>> start Entries shown

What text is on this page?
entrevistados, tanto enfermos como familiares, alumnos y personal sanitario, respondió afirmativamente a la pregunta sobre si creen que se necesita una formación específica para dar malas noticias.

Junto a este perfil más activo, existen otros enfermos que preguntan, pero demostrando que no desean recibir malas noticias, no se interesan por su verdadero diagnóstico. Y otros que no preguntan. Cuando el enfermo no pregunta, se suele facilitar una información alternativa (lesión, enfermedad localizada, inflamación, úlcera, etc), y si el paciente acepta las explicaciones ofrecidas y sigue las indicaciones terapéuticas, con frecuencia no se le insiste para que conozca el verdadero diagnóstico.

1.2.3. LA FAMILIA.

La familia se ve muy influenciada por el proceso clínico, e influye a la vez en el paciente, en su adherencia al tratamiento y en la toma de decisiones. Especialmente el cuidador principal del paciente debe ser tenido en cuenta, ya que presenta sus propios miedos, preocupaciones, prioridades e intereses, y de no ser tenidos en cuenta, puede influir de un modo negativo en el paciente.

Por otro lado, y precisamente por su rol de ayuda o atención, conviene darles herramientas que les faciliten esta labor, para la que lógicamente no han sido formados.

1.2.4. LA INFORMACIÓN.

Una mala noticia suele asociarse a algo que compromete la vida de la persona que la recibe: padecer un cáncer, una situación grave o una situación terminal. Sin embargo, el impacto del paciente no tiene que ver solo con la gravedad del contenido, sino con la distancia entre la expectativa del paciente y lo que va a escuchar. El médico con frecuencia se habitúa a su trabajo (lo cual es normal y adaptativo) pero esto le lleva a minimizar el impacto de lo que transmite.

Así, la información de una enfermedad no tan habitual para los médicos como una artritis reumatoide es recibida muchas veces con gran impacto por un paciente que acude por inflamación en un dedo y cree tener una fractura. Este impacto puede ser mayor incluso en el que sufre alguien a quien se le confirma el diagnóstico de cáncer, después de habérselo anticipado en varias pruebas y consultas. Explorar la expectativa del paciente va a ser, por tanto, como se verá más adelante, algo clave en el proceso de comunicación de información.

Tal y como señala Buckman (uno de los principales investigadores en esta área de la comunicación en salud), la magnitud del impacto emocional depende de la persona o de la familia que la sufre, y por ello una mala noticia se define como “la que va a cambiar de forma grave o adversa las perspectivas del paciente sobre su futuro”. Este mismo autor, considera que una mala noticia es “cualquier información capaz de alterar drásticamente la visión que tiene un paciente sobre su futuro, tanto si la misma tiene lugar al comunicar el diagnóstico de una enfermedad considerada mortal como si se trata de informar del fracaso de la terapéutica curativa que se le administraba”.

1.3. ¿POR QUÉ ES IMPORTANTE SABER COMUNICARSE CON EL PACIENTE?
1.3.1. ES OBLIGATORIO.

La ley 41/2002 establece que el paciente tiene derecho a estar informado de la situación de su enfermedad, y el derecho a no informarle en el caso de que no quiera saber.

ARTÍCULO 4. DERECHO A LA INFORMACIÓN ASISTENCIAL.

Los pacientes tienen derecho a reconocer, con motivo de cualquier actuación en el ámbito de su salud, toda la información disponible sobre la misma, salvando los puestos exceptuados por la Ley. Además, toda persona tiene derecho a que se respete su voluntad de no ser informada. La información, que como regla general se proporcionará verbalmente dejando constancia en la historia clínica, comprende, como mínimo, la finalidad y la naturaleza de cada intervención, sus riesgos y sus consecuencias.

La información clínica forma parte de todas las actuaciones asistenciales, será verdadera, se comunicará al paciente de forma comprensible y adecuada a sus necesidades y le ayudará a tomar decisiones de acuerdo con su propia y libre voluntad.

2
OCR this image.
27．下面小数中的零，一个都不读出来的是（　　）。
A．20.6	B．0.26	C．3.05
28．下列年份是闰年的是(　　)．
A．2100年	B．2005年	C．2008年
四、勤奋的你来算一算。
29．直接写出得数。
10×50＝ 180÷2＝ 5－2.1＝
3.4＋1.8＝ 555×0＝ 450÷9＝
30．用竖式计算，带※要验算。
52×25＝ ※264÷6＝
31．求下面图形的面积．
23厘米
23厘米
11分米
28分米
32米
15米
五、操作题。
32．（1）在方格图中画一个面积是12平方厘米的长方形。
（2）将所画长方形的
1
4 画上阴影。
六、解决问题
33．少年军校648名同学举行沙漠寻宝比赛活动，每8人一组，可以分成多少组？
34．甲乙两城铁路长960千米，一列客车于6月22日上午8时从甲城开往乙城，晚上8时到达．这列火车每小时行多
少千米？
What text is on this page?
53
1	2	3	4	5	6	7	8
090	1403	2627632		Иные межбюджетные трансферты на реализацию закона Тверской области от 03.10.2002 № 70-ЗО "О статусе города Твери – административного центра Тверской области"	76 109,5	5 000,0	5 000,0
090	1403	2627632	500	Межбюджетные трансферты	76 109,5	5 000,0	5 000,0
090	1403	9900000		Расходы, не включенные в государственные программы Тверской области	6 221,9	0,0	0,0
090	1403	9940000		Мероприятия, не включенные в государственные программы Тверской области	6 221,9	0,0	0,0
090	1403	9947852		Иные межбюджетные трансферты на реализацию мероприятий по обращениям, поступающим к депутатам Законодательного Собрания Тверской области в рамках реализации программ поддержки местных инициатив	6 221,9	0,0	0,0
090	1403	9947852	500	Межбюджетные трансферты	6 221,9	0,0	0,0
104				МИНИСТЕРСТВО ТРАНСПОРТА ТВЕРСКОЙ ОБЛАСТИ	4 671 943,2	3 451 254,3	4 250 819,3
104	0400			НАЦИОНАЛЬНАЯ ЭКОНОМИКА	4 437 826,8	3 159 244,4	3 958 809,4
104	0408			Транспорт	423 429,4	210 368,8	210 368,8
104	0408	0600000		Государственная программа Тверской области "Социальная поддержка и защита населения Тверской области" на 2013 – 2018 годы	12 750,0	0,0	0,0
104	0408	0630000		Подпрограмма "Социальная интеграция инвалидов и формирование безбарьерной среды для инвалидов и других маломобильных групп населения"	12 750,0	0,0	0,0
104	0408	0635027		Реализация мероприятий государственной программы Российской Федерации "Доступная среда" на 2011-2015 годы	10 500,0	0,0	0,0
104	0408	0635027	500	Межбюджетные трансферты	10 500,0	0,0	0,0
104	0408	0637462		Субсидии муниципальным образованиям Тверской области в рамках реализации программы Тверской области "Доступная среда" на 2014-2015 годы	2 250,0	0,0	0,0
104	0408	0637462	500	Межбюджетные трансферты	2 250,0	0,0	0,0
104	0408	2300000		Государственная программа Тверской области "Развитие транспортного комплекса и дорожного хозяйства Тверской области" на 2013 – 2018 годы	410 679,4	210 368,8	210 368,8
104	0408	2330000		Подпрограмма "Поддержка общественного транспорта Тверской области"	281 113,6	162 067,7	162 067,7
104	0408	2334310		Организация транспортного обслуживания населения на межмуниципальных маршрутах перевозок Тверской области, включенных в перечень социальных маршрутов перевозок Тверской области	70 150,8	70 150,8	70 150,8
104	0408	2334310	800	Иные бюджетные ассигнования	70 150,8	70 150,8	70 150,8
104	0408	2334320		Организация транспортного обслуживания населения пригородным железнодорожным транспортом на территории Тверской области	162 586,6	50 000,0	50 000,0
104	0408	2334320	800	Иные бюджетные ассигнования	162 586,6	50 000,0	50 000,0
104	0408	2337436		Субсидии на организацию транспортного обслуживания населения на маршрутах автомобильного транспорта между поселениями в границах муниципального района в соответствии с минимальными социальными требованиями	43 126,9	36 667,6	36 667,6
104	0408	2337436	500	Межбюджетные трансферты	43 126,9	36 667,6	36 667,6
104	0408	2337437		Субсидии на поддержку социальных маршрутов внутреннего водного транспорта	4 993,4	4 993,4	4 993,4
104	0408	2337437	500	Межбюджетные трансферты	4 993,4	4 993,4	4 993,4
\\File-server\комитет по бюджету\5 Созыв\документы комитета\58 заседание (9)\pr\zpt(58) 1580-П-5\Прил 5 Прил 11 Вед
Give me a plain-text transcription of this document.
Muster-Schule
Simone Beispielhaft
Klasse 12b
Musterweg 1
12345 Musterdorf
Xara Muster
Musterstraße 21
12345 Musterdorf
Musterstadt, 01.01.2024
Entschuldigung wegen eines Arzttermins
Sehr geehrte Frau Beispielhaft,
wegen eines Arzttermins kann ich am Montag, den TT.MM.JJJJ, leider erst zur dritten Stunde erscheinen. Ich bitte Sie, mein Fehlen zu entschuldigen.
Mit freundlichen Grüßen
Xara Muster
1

>> end Entries shown

### Challenge
Go over the records above line by line and count those holding the word "включенные". Reply only with the number.

### Result below
2